Exercise aim - Go through the records underneath and write each one out again exactly.
#####
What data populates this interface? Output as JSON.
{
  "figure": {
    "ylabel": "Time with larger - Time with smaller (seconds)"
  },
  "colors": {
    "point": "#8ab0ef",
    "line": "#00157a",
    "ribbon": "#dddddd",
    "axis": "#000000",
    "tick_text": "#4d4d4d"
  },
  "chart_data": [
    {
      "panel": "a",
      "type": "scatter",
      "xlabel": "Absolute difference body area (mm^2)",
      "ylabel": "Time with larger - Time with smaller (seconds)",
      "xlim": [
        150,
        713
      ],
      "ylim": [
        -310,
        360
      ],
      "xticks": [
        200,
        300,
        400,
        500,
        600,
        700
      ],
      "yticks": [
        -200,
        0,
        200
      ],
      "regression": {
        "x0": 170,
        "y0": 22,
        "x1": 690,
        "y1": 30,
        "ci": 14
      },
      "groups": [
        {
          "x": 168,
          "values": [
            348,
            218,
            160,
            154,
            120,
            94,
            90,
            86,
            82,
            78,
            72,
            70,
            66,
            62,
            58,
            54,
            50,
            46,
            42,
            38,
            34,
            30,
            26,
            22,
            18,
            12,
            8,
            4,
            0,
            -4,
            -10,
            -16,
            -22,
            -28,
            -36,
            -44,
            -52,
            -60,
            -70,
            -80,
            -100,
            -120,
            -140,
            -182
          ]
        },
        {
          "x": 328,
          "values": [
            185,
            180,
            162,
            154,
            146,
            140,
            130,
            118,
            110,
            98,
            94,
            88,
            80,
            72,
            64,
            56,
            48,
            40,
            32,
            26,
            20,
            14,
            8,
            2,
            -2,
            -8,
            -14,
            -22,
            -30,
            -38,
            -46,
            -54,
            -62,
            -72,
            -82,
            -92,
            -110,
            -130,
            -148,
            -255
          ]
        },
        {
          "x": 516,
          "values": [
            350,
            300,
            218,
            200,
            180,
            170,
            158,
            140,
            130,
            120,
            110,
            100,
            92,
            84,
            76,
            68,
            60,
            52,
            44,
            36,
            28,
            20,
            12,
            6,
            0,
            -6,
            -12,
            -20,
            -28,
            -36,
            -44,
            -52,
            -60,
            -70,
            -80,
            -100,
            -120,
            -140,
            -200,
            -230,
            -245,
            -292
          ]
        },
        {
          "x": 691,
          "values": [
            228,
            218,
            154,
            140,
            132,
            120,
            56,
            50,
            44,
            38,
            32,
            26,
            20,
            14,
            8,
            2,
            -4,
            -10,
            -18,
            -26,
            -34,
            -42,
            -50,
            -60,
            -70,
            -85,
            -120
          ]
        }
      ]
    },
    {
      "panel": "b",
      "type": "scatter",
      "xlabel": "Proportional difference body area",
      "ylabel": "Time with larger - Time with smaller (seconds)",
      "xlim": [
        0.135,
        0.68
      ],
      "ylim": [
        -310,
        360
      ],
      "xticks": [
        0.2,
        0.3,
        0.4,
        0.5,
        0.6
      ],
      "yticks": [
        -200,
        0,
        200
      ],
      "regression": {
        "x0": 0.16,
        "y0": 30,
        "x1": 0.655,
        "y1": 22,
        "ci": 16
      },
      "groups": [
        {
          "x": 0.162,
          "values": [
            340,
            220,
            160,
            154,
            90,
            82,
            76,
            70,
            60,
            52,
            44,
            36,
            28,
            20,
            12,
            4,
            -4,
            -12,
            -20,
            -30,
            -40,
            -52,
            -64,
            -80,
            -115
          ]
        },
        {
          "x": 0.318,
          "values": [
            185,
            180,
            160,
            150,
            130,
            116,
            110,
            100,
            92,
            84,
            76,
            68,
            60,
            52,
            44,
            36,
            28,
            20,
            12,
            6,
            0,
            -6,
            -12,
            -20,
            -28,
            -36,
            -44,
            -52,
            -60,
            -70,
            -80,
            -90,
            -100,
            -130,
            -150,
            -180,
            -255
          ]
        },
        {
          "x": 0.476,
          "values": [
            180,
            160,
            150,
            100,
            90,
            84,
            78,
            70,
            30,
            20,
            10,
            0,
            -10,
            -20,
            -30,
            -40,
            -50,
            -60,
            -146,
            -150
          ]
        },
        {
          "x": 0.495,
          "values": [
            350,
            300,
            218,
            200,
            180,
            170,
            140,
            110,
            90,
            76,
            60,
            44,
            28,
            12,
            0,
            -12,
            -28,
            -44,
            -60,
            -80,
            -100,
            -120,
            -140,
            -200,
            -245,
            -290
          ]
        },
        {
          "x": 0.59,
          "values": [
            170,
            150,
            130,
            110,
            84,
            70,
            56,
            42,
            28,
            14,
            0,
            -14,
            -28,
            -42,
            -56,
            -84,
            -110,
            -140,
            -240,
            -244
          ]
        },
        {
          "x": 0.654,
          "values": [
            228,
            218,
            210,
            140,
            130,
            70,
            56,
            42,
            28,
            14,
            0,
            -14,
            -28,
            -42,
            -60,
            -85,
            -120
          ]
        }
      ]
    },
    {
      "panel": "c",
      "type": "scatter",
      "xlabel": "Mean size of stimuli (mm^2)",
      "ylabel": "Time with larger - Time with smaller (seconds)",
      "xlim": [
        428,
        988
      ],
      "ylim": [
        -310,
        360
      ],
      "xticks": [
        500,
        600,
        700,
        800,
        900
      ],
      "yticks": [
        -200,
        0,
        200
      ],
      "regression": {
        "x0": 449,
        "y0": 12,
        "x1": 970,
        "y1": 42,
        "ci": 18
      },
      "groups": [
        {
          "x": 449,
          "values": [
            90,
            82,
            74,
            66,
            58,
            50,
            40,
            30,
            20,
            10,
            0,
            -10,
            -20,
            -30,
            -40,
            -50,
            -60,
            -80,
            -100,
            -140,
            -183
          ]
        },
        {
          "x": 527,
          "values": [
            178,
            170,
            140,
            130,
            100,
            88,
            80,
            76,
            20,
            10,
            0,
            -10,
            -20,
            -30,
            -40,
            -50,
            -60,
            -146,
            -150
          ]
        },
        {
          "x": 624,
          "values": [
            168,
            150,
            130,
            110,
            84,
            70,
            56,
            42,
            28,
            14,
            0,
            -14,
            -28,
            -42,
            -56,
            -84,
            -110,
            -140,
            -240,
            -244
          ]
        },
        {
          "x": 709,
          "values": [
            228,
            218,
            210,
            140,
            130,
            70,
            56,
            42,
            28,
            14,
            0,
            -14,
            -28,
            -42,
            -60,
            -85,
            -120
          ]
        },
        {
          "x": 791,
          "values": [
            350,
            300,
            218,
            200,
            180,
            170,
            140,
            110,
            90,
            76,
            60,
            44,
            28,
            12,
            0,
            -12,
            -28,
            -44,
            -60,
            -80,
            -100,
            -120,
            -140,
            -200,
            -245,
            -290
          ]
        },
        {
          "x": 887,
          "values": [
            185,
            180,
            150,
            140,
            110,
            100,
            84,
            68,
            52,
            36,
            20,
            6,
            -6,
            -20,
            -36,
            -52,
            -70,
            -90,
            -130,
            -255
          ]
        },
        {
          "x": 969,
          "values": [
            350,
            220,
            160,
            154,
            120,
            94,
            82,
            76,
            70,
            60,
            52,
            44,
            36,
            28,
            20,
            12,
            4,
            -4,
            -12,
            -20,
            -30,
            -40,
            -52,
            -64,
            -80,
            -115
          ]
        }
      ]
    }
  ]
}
#####
Solution to this exercise -
What data populates this interface? Output as JSON.
{
  "figure": {
    "ylabel": "Time with larger - Time with smaller (seconds)"
  },
  "colors": {
    "point": "#8ab0ef",
    "line": "#00157a",
    "ribbon": "#dddddd",
    "axis": "#000000",
    "tick_text": "#4d4d4d"
  },
  "chart_data": [
    {
      "panel": "a",
      "type": "scatter",
      "xlabel": "Absolute difference body area (mm^2)",
      "ylabel": "Time with larger - Time with smaller (seconds)",
      "xlim": [
        150,
        713
      ],
      "ylim": [
        -310,
        360
      ],
      "xticks": [
        200,
        300,
        400,
        500,
        600,
        700
      ],
      "yticks": [
        -200,
        0,
        200
      ],
      "regression": {
        "x0": 170,
        "y0": 22,
        "x1": 690,
        "y1": 30,
        "ci": 14
      },
      "groups": [
        {
          "x": 168,
          "values": [
            348,
            218,
            160,
            154,
            120,
            94,
            90,
            86,
            82,
            78,
            72,
            70,
            66,
            62,
            58,
            54,
            50,
            46,
            42,
            38,
            34,
            30,
            26,
            22,
            18,
            12,
            8,
            4,
            0,
            -4,
            -10,
            -16,
            -22,
            -28,
            -36,
            -44,
            -52,
            -60,
            -70,
            -80,
            -100,
            -120,
            -140,
            -182
          ]
        },
        {
          "x": 328,
          "values": [
            185,
            180,
            162,
            154,
            146,
            140,
            130,
            118,
            110,
            98,
            94,
            88,
            80,
            72,
            64,
            56,
            48,
            40,
            32,
            26,
            20,
            14,
            8,
            2,
            -2,
            -8,
            -14,
            -22,
            -30,
            -38,
            -46,
            -54,
            -62,
            -72,
            -82,
            -92,
            -110,
            -130,
            -148,
            -255
          ]
        },
        {
          "x": 516,
          "values": [
            350,
            300,
            218,
            200,
            180,
            170,
            158,
            140,
            130,
            120,
            110,
            100,
            92,
            84,
            76,
            68,
            60,
            52,
            44,
            36,
            28,
            20,
            12,
            6,
            0,
            -6,
            -12,
            -20,
            -28,
            -36,
            -44,
            -52,
            -60,
            -70,
            -80,
            -100,
            -120,
            -140,
            -200,
            -230,
            -245,
            -292
          ]
        },
        {
          "x": 691,
          "values": [
            228,
            218,
            154,
            140,
            132,
            120,
            56,
            50,
            44,
            38,
            32,
            26,
            20,
            14,
            8,
            2,
            -4,
            -10,
            -18,
            -26,
            -34,
            -42,
            -50,
            -60,
            -70,
            -85,
            -120
          ]
        }
      ]
    },
    {
      "panel": "b",
      "type": "scatter",
      "xlabel": "Proportional difference body area",
      "ylabel": "Time with larger - Time with smaller (seconds)",
      "xlim": [
        0.135,
        0.68
      ],
      "ylim": [
        -310,
        360
      ],
      "xticks": [
        0.2,
        0.3,
        0.4,
        0.5,
        0.6
      ],
      "yticks": [
        -200,
        0,
        200
      ],
      "regression": {
        "x0": 0.16,
        "y0": 30,
        "x1": 0.655,
        "y1": 22,
        "ci": 16
      },
      "groups": [
        {
          "x": 0.162,
          "values": [
            340,
            220,
            160,
            154,
            90,
            82,
            76,
            70,
            60,
            52,
            44,
            36,
            28,
            20,
            12,
            4,
            -4,
            -12,
            -20,
            -30,
            -40,
            -52,
            -64,
            -80,
            -115
          ]
        },
        {
          "x": 0.318,
          "values": [
            185,
            180,
            160,
            150,
            130,
            116,
            110,
            100,
            92,
            84,
            76,
            68,
            60,
            52,
            44,
            36,
            28,
            20,
            12,
            6,
            0,
            -6,
            -12,
            -20,
            -28,
            -36,
            -44,
            -52,
            -60,
            -70,
            -80,
            -90,
            -100,
            -130,
            -150,
            -180,
            -255
          ]
        },
        {
          "x": 0.476,
          "values": [
            180,
            160,
            150,
            100,
            90,
            84,
            78,
            70,
            30,
            20,
            10,
            0,
            -10,
            -20,
            -30,
            -40,
            -50,
            -60,
            -146,
            -150
          ]
        },
        {
          "x": 0.495,
          "values": [
            350,
            300,
            218,
            200,
            180,
            170,
            140,
            110,
            90,
            76,
            60,
            44,
            28,
            12,
            0,
            -12,
            -28,
            -44,
            -60,
            -80,
            -100,
            -120,
            -140,
            -200,
            -245,
            -290
          ]
        },
        {
          "x": 0.59,
          "values": [
            170,
            150,
            130,
            110,
            84,
            70,
            56,
            42,
            28,
            14,
            0,
            -14,
            -28,
            -42,
            -56,
            -84,
            -110,
            -140,
            -240,
            -244
          ]
        },
        {
          "x": 0.654,
          "values": [
            228,
            218,
            210,
            140,
            130,
            70,
            56,
            42,
            28,
            14,
            0,
            -14,
            -28,
            -42,
            -60,
            -85,
            -120
          ]
        }
      ]
    },
    {
      "panel": "c",
      "type": "scatter",
      "xlabel": "Mean size of stimuli (mm^2)",
      "ylabel": "Time with larger - Time with smaller (seconds)",
      "xlim": [
        428,
        988
      ],
      "ylim": [
        -310,
        360
      ],
      "xticks": [
        500,
        600,
        700,
        800,
        900
      ],
      "yticks": [
        -200,
        0,
        200
      ],
      "regression": {
        "x0": 449,
        "y0": 12,
        "x1": 970,
        "y1": 42,
        "ci": 18
      },
      "groups": [
        {
          "x": 449,
          "values": [
            90,
            82,
            74,
            66,
            58,
            50,
            40,
            30,
            20,
            10,
            0,
            -10,
            -20,
            -30,
            -40,
            -50,
            -60,
            -80,
            -100,
            -140,
            -183
          ]
        },
        {
          "x": 527,
          "values": [
            178,
            170,
            140,
            130,
            100,
            88,
            80,
            76,
            20,
            10,
            0,
            -10,
            -20,
            -30,
            -40,
            -50,
            -60,
            -146,
            -150
          ]
        },
        {
          "x": 624,
          "values": [
            168,
            150,
            130,
            110,
            84,
            70,
            56,
            42,
            28,
            14,
            0,
            -14,
            -28,
            -42,
            -56,
            -84,
            -110,
            -140,
            -240,
            -244
          ]
        },
        {
          "x": 709,
          "values": [
            228,
            218,
            210,
            140,
            130,
            70,
            56,
            42,
            28,
            14,
            0,
            -14,
            -28,
            -42,
            -60,
            -85,
            -120
          ]
        },
        {
          "x": 791,
          "values": [
            350,
            300,
            218,
            200,
            180,
            170,
            140,
            110,
            90,
            76,
            60,
            44,
            28,
            12,
            0,
            -12,
            -28,
            -44,
            -60,
            -80,
            -100,
            -120,
            -140,
            -200,
            -245,
            -290
          ]
        },
        {
          "x": 887,
          "values": [
            185,
            180,
            150,
            140,
            110,
            100,
            84,
            68,
            52,
            36,
            20,
            6,
            -6,
            -20,
            -36,
            -52,
            -70,
            -90,
            -130,
            -255
          ]
        },
        {
          "x": 969,
          "values": [
            350,
            220,
            160,
            154,
            120,
            94,
            82,
            76,
            70,
            60,
            52,
            44,
            36,
            28,
            20,
            12,
            4,
            -4,
            -12,
            -20,
            -30,
            -40,
            -52,
            -64,
            -80,
            -115
          ]
        }
      ]
    }
  ]
}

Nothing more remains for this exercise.